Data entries
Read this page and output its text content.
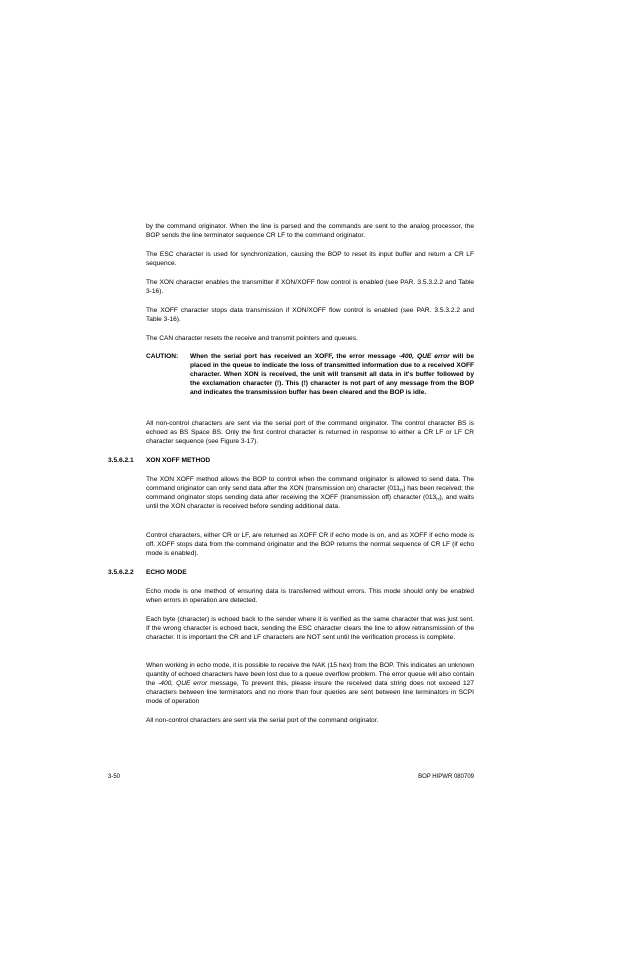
by the command originator. When the line is parsed and the commands are sent to the analog processor, the BOP sends the line terminator sequence CR LF to the command originator.

The ESC character is used for synchronization, causing the BOP to reset its input buffer and return a CR LF sequence.

The XON character enables the transmitter if XON/XOFF flow control is enabled (see PAR. 3.5.3.2.2 and Table 3-16).

The XOFF character stops data transmission if XON/XOFF flow control is enabled (see PAR. 3.5.3.2.2 and Table 3-16).

The CAN character resets the receive and transmit pointers and queues.

CAUTION:	When the serial port has received an XOFF, the error message -400, QUE error will be placed in the queue to indicate the loss of transmitted information due to a received XOFF character. When XON is received, the unit will transmit all data in it's buffer followed by the exclamation character (!). This (!) character is not part of any message from the BOP and indicates the transmission buffer has been cleared and the BOP is idle.

All non-control characters are sent via the serial port of the command originator. The control character BS is echoed as BS Space BS. Only the first control character is returned in response to either a CR LF or LF CR character sequence (see Figure 3-17).

3.5.6.2.1 XON XOFF METHOD

The XON XOFF method allows the BOP to control when the command originator is allowed to send data. The command originator can only send data after the XON (transmission on) character $(011_H)$ has been received; the command originator stops sending data after receiving the XOFF (transmission off) character $(013_H)$, and waits until the XON character is received before sending additional data.

Control characters, either CR or LF, are returned as XOFF CR if echo mode is on, and as XOFF if echo mode is off. XOFF stops data from the command originator and the BOP returns the normal sequence of CR LF (if echo mode is enabled).

3.5.6.2.2 ECHO MODE

Echo mode is one method of ensuring data is transferred without errors. This mode should only be enabled when errors in operation are detected.

Each byte (character) is echoed back to the sender where it is verified as the same character that was just sent. If the wrong character is echoed back, sending the ESC character clears the line to allow retransmission of the character. It is important the CR and LF characters are NOT sent until the verification process is complete.

When working in echo mode, it is possible to receive the NAK (15 hex) from the BOP. This indicates an unknown quantity of echoed characters have been lost due to a queue overflow problem. The error queue will also contain the -400, QUE error message, To prevent this, please insure the received data string does not exceed 127 characters between line terminators and no more than four queries are sent between line terminators in SCPI mode of operation

All non-control characters are sent via the serial port of the command originator.

3-50	BOP HIPWR 080709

Goal
Restate each of the entries above word for word and skip every image.

Complete answer
Read this page and output its text content.
by the command originator. When the line is parsed and the commands are sent to the analog processor, the BOP sends the line terminator sequence CR LF to the command originator.

The ESC character is used for synchronization, causing the BOP to reset its input buffer and return a CR LF sequence.

The XON character enables the transmitter if XON/XOFF flow control is enabled (see PAR. 3.5.3.2.2 and Table 3-16).

The XOFF character stops data transmission if XON/XOFF flow control is enabled (see PAR. 3.5.3.2.2 and Table 3-16).

The CAN character resets the receive and transmit pointers and queues.

CAUTION:	When the serial port has received an XOFF, the error message -400, QUE error will be placed in the queue to indicate the loss of transmitted information due to a received XOFF character. When XON is received, the unit will transmit all data in it's buffer followed by the exclamation character (!). This (!) character is not part of any message from the BOP and indicates the transmission buffer has been cleared and the BOP is idle.

All non-control characters are sent via the serial port of the command originator. The control character BS is echoed as BS Space BS. Only the first control character is returned in response to either a CR LF or LF CR character sequence (see Figure 3-17).

3.5.6.2.1 XON XOFF METHOD

The XON XOFF method allows the BOP to control when the command originator is allowed to send data. The command originator can only send data after the XON (transmission on) character $(011_H)$ has been received; the command originator stops sending data after receiving the XOFF (transmission off) character $(013_H)$, and waits until the XON character is received before sending additional data.

Control characters, either CR or LF, are returned as XOFF CR if echo mode is on, and as XOFF if echo mode is off. XOFF stops data from the command originator and the BOP returns the normal sequence of CR LF (if echo mode is enabled).

3.5.6.2.2 ECHO MODE

Echo mode is one method of ensuring data is transferred without errors. This mode should only be enabled when errors in operation are detected.

Each byte (character) is echoed back to the sender where it is verified as the same character that was just sent. If the wrong character is echoed back, sending the ESC character clears the line to allow retransmission of the character. It is important the CR and LF characters are NOT sent until the verification process is complete.

When working in echo mode, it is possible to receive the NAK (15 hex) from the BOP. This indicates an unknown quantity of echoed characters have been lost due to a queue overflow problem. The error queue will also contain the -400, QUE error message, To prevent this, please insure the received data string does not exceed 127 characters between line terminators and no more than four queries are sent between line terminators in SCPI mode of operation

All non-control characters are sent via the serial port of the command originator.

3-50	BOP HIPWR 080709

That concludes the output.